YOUR OBJECTIVE
Copy the records that follow exactly as written, but not their pictures.

DATASET EXCERPTS
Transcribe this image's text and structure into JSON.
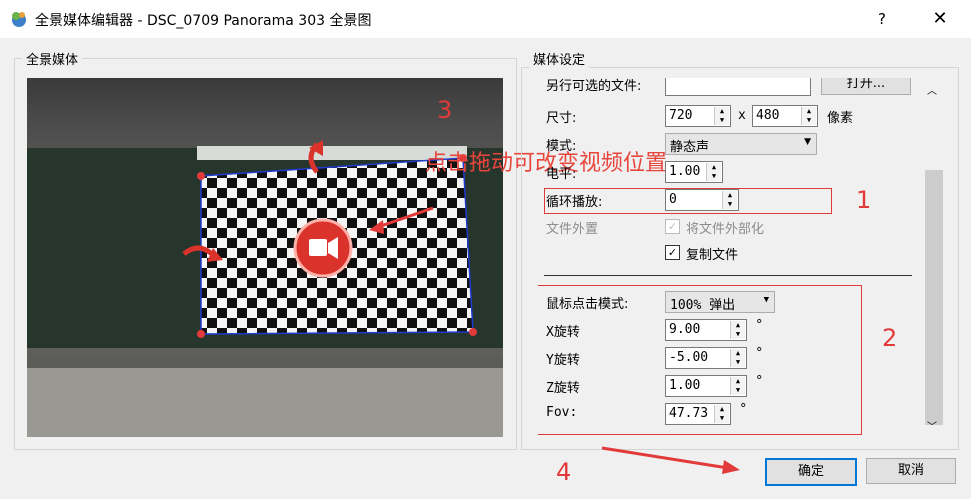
{
  "window": {
    "title": "全景媒体编辑器 - DSC_0709 Panorama 303 全景图",
    "help": "?",
    "close": "✕"
  },
  "left_group": {
    "title": "全景媒体"
  },
  "right_group": {
    "title": "媒体设定"
  },
  "settings": {
    "alt_file_label": "另行可选的文件:",
    "alt_file_value": "",
    "open_button": "打开...",
    "size_label": "尺寸:",
    "width": "720",
    "x_sep": "x",
    "height": "480",
    "size_unit": "像素",
    "mode_label": "模式:",
    "mode_value": "静态声",
    "level_label": "电平:",
    "level_value": "1.00",
    "loop_label": "循环播放:",
    "loop_value": "0",
    "external_label": "文件外置",
    "externalize_label": "将文件外部化",
    "externalize_checked": true,
    "copy_label": "复制文件",
    "copy_checked": true,
    "click_mode_label": "鼠标点击模式:",
    "click_mode_value": "100% 弹出",
    "xrot_label": "X旋转",
    "xrot_value": "9.00",
    "yrot_label": "Y旋转",
    "yrot_value": "-5.00",
    "zrot_label": "Z旋转",
    "zrot_value": "1.00",
    "fov_label": "Fov:",
    "fov_value": "47.73",
    "degree": "°"
  },
  "footer": {
    "ok": "确定",
    "cancel": "取消"
  },
  "annotations": {
    "n1": "1",
    "n2": "2",
    "n3": "3",
    "n4": "4",
    "drag_hint": "点击拖动可改变视频位置",
    "color": "#e23a3a"
  }
}
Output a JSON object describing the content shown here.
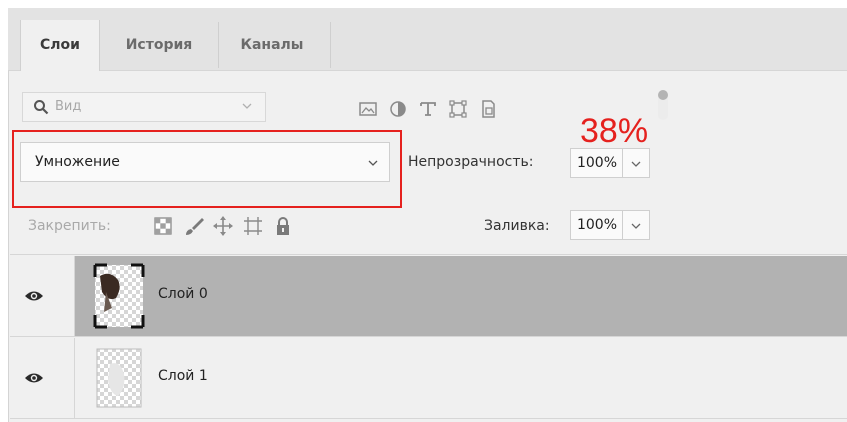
{
  "tabs": [
    {
      "label": "Слои",
      "active": true
    },
    {
      "label": "История",
      "active": false
    },
    {
      "label": "Каналы",
      "active": false
    }
  ],
  "search": {
    "icon": "search-icon",
    "placeholder": "Вид"
  },
  "filter_icons": [
    "image-filter-icon",
    "adjustment-filter-icon",
    "type-filter-icon",
    "shape-filter-icon",
    "smart-object-filter-icon"
  ],
  "blend_mode": {
    "value": "Умножение"
  },
  "opacity": {
    "label": "Непрозрачность:",
    "value": "100%"
  },
  "annotation": {
    "text": "38%",
    "color": "#e5211e"
  },
  "lock": {
    "label": "Закрепить:",
    "icons": [
      "lock-transparent-icon",
      "lock-brush-icon",
      "lock-move-icon",
      "lock-artboard-icon",
      "lock-all-icon"
    ]
  },
  "fill": {
    "label": "Заливка:",
    "value": "100%"
  },
  "layers": [
    {
      "name": "Слой 0",
      "selected": true,
      "visible": true
    },
    {
      "name": "Слой 1",
      "selected": false,
      "visible": true
    }
  ],
  "colors": {
    "panel": "#f0f0f0",
    "selected_layer": "#b2b2b2",
    "highlight": "#e5211e"
  }
}
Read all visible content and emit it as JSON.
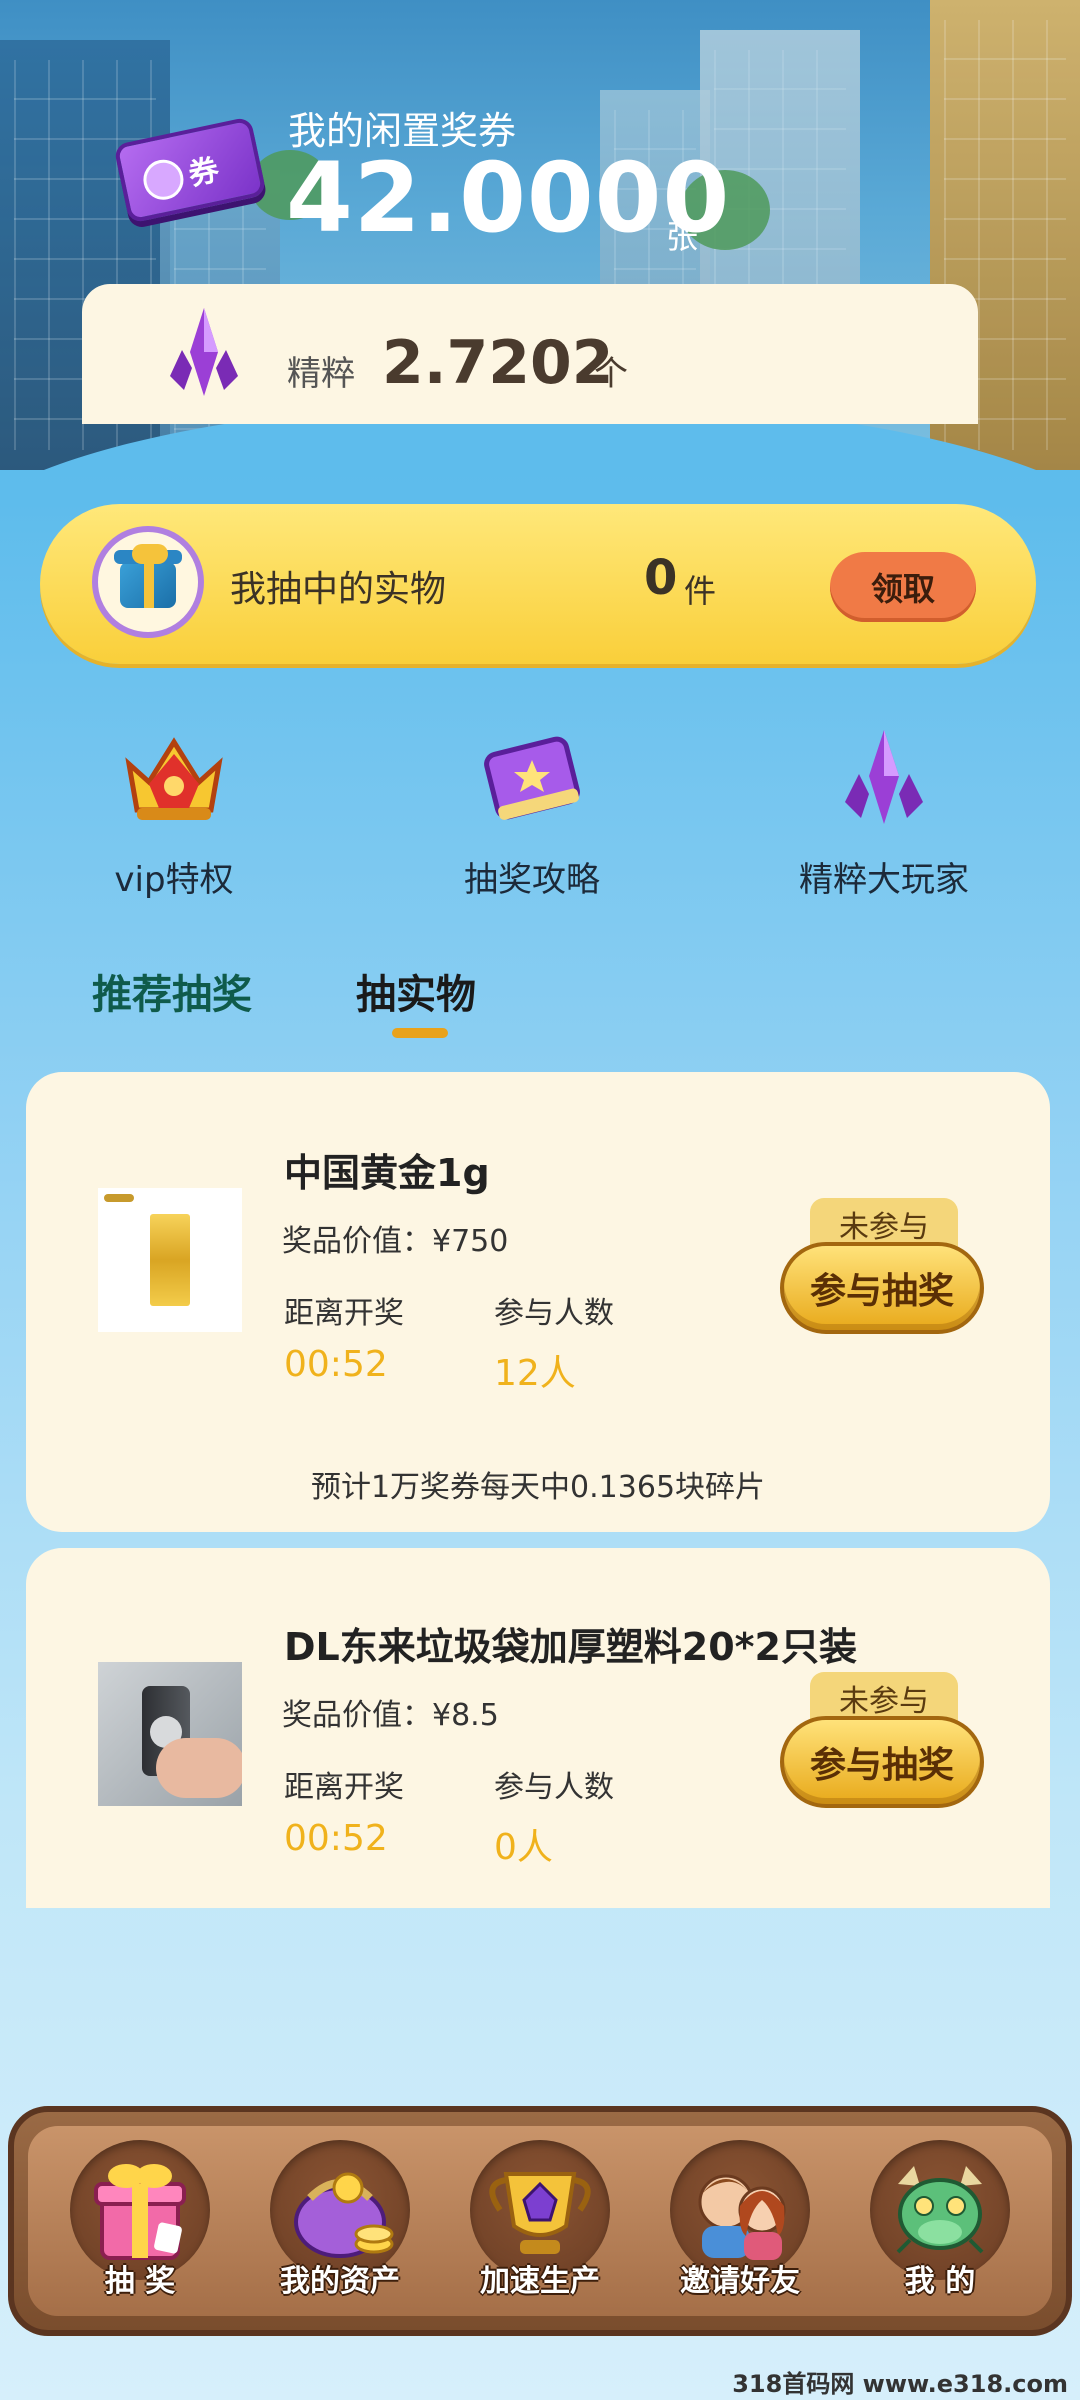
{
  "header": {
    "vouchers_title": "我的闲置奖券",
    "vouchers_value": "42.0000",
    "vouchers_unit": "张",
    "ticket_label": "券",
    "essence_label": "精粹",
    "essence_value": "2.7202",
    "essence_unit": "个"
  },
  "prize_bar": {
    "label": "我抽中的实物",
    "count": "0",
    "unit": "件",
    "claim_label": "领取"
  },
  "quick_links": [
    {
      "label": "vip特权",
      "icon": "crown-icon"
    },
    {
      "label": "抽奖攻略",
      "icon": "guide-book-icon"
    },
    {
      "label": "精粹大玩家",
      "icon": "crystal-icon"
    }
  ],
  "tabs": [
    {
      "label": "推荐抽奖",
      "active": false
    },
    {
      "label": "抽实物",
      "active": true
    }
  ],
  "lotteries": [
    {
      "title": "中国黄金1g",
      "value_label": "奖品价值：",
      "value": "¥750",
      "countdown_label": "距离开奖",
      "countdown": "00:52",
      "participants_label": "参与人数",
      "participants": "12人",
      "status": "未参与",
      "join_label": "参与抽奖",
      "note": "预计1万奖券每天中0.1365块碎片"
    },
    {
      "title": "DL东来垃圾袋加厚塑料20*2只装",
      "value_label": "奖品价值：",
      "value": "¥8.5",
      "countdown_label": "距离开奖",
      "countdown": "00:52",
      "participants_label": "参与人数",
      "participants": "0人",
      "status": "未参与",
      "join_label": "参与抽奖"
    }
  ],
  "bottom_nav": [
    {
      "label": "抽 奖",
      "icon": "gift-box-icon"
    },
    {
      "label": "我的资产",
      "icon": "purse-icon"
    },
    {
      "label": "加速生产",
      "icon": "trophy-icon"
    },
    {
      "label": "邀请好友",
      "icon": "friends-icon"
    },
    {
      "label": "我 的",
      "icon": "dragon-icon"
    }
  ],
  "watermark": "318首码网 www.e318.com",
  "colors": {
    "accent_yellow": "#f9cf3a",
    "claim_orange": "#f07a46",
    "countdown_gold": "#f0b21c",
    "card_bg": "#fdf6e3",
    "tab_green": "#0f5b4b"
  }
}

FULL ANSWER
Transcribe this image's text and structure into JSON.
{
  "window": {
    "title": "全景媒体编辑器 - DSC_0709 Panorama 303 全景图",
    "help": "?",
    "close": "✕"
  },
  "left_group": {
    "title": "全景媒体"
  },
  "right_group": {
    "title": "媒体设定"
  },
  "settings": {
    "alt_file_label": "另行可选的文件:",
    "alt_file_value": "",
    "open_button": "打开...",
    "size_label": "尺寸:",
    "width": "720",
    "x_sep": "x",
    "height": "480",
    "size_unit": "像素",
    "mode_label": "模式:",
    "mode_value": "静态声",
    "level_label": "电平:",
    "level_value": "1.00",
    "loop_label": "循环播放:",
    "loop_value": "0",
    "external_label": "文件外置",
    "externalize_label": "将文件外部化",
    "externalize_checked": true,
    "copy_label": "复制文件",
    "copy_checked": true,
    "click_mode_label": "鼠标点击模式:",
    "click_mode_value": "100% 弹出",
    "xrot_label": "X旋转",
    "xrot_value": "9.00",
    "yrot_label": "Y旋转",
    "yrot_value": "-5.00",
    "zrot_label": "Z旋转",
    "zrot_value": "1.00",
    "fov_label": "Fov:",
    "fov_value": "47.73",
    "degree": "°"
  },
  "footer": {
    "ok": "确定",
    "cancel": "取消"
  },
  "annotations": {
    "n1": "1",
    "n2": "2",
    "n3": "3",
    "n4": "4",
    "drag_hint": "点击拖动可改变视频位置",
    "color": "#e23a3a"
  }
}
Output a JSON object describing the content shown here.
{
  "tabs": [
    {
      "label": "Слои",
      "active": true
    },
    {
      "label": "История",
      "active": false
    },
    {
      "label": "Каналы",
      "active": false
    }
  ],
  "search": {
    "icon": "search-icon",
    "placeholder": "Вид"
  },
  "filter_icons": [
    "image-filter-icon",
    "adjustment-filter-icon",
    "type-filter-icon",
    "shape-filter-icon",
    "smart-object-filter-icon"
  ],
  "blend_mode": {
    "value": "Умножение"
  },
  "opacity": {
    "label": "Непрозрачность:",
    "value": "100%"
  },
  "annotation": {
    "text": "38%",
    "color": "#e5211e"
  },
  "lock": {
    "label": "Закрепить:",
    "icons": [
      "lock-transparent-icon",
      "lock-brush-icon",
      "lock-move-icon",
      "lock-artboard-icon",
      "lock-all-icon"
    ]
  },
  "fill": {
    "label": "Заливка:",
    "value": "100%"
  },
  "layers": [
    {
      "name": "Слой 0",
      "selected": true,
      "visible": true
    },
    {
      "name": "Слой 1",
      "selected": false,
      "visible": true
    }
  ],
  "colors": {
    "panel": "#f0f0f0",
    "selected_layer": "#b2b2b2",
    "highlight": "#e5211e"
  }
}
Read all visible content and emit it as JSON.
{
  "header": {
    "vouchers_title": "我的闲置奖券",
    "vouchers_value": "42.0000",
    "vouchers_unit": "张",
    "ticket_label": "券",
    "essence_label": "精粹",
    "essence_value": "2.7202",
    "essence_unit": "个"
  },
  "prize_bar": {
    "label": "我抽中的实物",
    "count": "0",
    "unit": "件",
    "claim_label": "领取"
  },
  "quick_links": [
    {
      "label": "vip特权",
      "icon": "crown-icon"
    },
    {
      "label": "抽奖攻略",
      "icon": "guide-book-icon"
    },
    {
      "label": "精粹大玩家",
      "icon": "crystal-icon"
    }
  ],
  "tabs": [
    {
      "label": "推荐抽奖",
      "active": false
    },
    {
      "label": "抽实物",
      "active": true
    }
  ],
  "lotteries": [
    {
      "title": "中国黄金1g",
      "value_label": "奖品价值：",
      "value": "¥750",
      "countdown_label": "距离开奖",
      "countdown": "00:52",
      "participants_label": "参与人数",
      "participants": "12人",
      "status": "未参与",
      "join_label": "参与抽奖",
      "note": "预计1万奖券每天中0.1365块碎片"
    },
    {
      "title": "DL东来垃圾袋加厚塑料20*2只装",
      "value_label": "奖品价值：",
      "value": "¥8.5",
      "countdown_label": "距离开奖",
      "countdown": "00:52",
      "participants_label": "参与人数",
      "participants": "0人",
      "status": "未参与",
      "join_label": "参与抽奖"
    }
  ],
  "bottom_nav": [
    {
      "label": "抽 奖",
      "icon": "gift-box-icon"
    },
    {
      "label": "我的资产",
      "icon": "purse-icon"
    },
    {
      "label": "加速生产",
      "icon": "trophy-icon"
    },
    {
      "label": "邀请好友",
      "icon": "friends-icon"
    },
    {
      "label": "我 的",
      "icon": "dragon-icon"
    }
  ],
  "watermark": "318首码网 www.e318.com",
  "colors": {
    "accent_yellow": "#f9cf3a",
    "claim_orange": "#f07a46",
    "countdown_gold": "#f0b21c",
    "card_bg": "#fdf6e3",
    "tab_green": "#0f5b4b"
  }
}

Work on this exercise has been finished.